SET OF TASKS:
**a)** In the note on InterOil's LNG project, what is the estimated price tag of the planned two-train LNG facility?
**b)** Extend the note on InterOil's LNG project, picking up after its last sentence.

━━━━━ QUOTED PASSAGE ━━━━━

December 10th, 2009 · No Comments

Lot of risks disappearing..

IOC: LNG Project Agreement In Hand, Political Risk Is Lifted

  • InterOil announced the long-awaited government approval of the project agreement for the construction of its liquefied natural gas (LNG) plant. With the preliminary go-ahead from the National Executive Council (cabinet) in hand, the actual signing of the agreement is expected to come by year end. Recall, InterOil plans to develop a two-train LNG facility (producing ~8 million tons annually), carrying an estimated $7 billion price tag. The current timetable targets an end of 2014/early 2015 start-up, albeit naturally subject to delays that are common with large-scale LNG projects.
  • Simply put, this project approval lifts the political overhang from the LNG project and therefore removes a potential hurdle in terms of the eventual signing of LNG partnerships/monetization deals. Our stance has always been that the LNG project would ultimately be approved by the government, because its value to the country (investment, jobs, tax revenue) is indisputable. The risk was merely a function of the limited visibility into the actual timeline for approval due to intra-cabinet disagreements and the associated drag on the signing of any potential strategic partnerships. With approval out of the way, the market’s focus turns back to InterOil’s operational catalysts, along with waiting for a gas monetization transaction.
  • With regard to Antelope-2, the next step for InterOil will be the extensive testing of the lower, more condensate-rich zone of the structure, including the potential oil leg. This represents a critical aspect of understanding the value of the reservoir, particularly with regard to the proposed liquids-stripping project. In terms of timing, we believe it is possible for initial testing of this bottom section of the reservoir to be wrapped up by the end of the year, though it seems likely to spill over into 1Q10. As we have stated before, we believe it is in the best interest of InterOil to hold off on pulling the trigger on any strategic partnership until it gets its arms more fully around the size and value of the reservoir (including the condensate levels). On the other hand, while the temptation is always to get “one more datapoint” before signing that all-important first deal, eventually a logical cutoff point will need to be reached.

━━━━━ DATA SUPPLIED ━━━━━

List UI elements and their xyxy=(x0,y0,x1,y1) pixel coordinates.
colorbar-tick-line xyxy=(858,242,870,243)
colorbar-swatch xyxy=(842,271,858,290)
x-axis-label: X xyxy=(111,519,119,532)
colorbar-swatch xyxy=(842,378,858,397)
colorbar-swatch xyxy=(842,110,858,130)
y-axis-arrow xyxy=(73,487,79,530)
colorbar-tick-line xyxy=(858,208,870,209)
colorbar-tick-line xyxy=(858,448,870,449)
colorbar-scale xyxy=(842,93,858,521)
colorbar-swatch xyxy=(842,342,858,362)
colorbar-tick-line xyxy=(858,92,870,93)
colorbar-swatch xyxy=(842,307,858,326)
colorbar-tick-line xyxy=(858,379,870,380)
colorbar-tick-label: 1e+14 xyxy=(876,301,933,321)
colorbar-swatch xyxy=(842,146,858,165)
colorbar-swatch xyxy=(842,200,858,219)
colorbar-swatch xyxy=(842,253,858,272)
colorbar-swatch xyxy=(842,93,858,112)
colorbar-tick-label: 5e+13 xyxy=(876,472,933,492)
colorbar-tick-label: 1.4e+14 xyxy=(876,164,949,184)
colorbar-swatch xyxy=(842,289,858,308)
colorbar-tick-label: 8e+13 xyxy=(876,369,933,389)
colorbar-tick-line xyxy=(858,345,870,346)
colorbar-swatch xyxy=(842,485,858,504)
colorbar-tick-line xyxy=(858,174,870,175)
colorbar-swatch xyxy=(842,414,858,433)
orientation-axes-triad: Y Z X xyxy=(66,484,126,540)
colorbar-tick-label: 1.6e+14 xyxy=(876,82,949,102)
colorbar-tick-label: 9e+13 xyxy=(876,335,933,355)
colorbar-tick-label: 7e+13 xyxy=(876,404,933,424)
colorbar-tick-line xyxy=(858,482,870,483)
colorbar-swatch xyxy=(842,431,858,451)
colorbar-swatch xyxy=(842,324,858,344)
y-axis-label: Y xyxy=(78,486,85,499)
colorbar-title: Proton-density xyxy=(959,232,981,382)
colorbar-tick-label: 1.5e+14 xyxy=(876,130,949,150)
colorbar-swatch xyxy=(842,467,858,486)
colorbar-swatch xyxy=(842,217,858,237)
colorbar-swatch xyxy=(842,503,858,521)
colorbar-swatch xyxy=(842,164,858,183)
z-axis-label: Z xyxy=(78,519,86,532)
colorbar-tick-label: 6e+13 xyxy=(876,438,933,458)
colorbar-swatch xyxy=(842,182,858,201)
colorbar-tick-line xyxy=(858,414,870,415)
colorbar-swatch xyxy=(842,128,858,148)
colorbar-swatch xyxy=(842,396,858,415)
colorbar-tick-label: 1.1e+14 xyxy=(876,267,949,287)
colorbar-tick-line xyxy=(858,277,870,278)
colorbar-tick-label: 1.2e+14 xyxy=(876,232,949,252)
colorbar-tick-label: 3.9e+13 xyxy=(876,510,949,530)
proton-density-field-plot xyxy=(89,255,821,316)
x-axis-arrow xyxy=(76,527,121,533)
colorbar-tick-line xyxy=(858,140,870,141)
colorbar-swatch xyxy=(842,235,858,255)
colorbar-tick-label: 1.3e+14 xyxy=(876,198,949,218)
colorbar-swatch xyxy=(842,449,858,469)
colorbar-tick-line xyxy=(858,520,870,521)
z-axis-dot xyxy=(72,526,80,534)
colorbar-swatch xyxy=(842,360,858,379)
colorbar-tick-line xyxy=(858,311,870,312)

━━━━━

ANSWERS PROVIDED:
**a)** An estimated $7 billion.

**b)**
  • InterOil continues to be hitting on all cylinders these days, with this latest positive news on the LNG front coming only a week after the very bullish Antelope-2 drilling report – highlighted by a world-record flow rate and uptick in the condensate ratio. The timing of this is no surprise as we alluded to in our comment on December 1 that “any concerns about the project on the part of prospective LNG partners and any remaining skeptics within the PNG government are likely to be alleviated by these latest results (from Antelope-2)”. Given the obvious magnitude of the resource base at Elk/Antelope, it’s safe to say that the LNG project’s monetization risks have materially diminished vs. our prior expectations as well. That said, we believe it remains essential for investors to recognize that execution risks have not disappeared. These include substantial operational and timing risks as the upstream assets and the LNG plant are developed over the next fiveplus years. We maintain our Market Perform rating.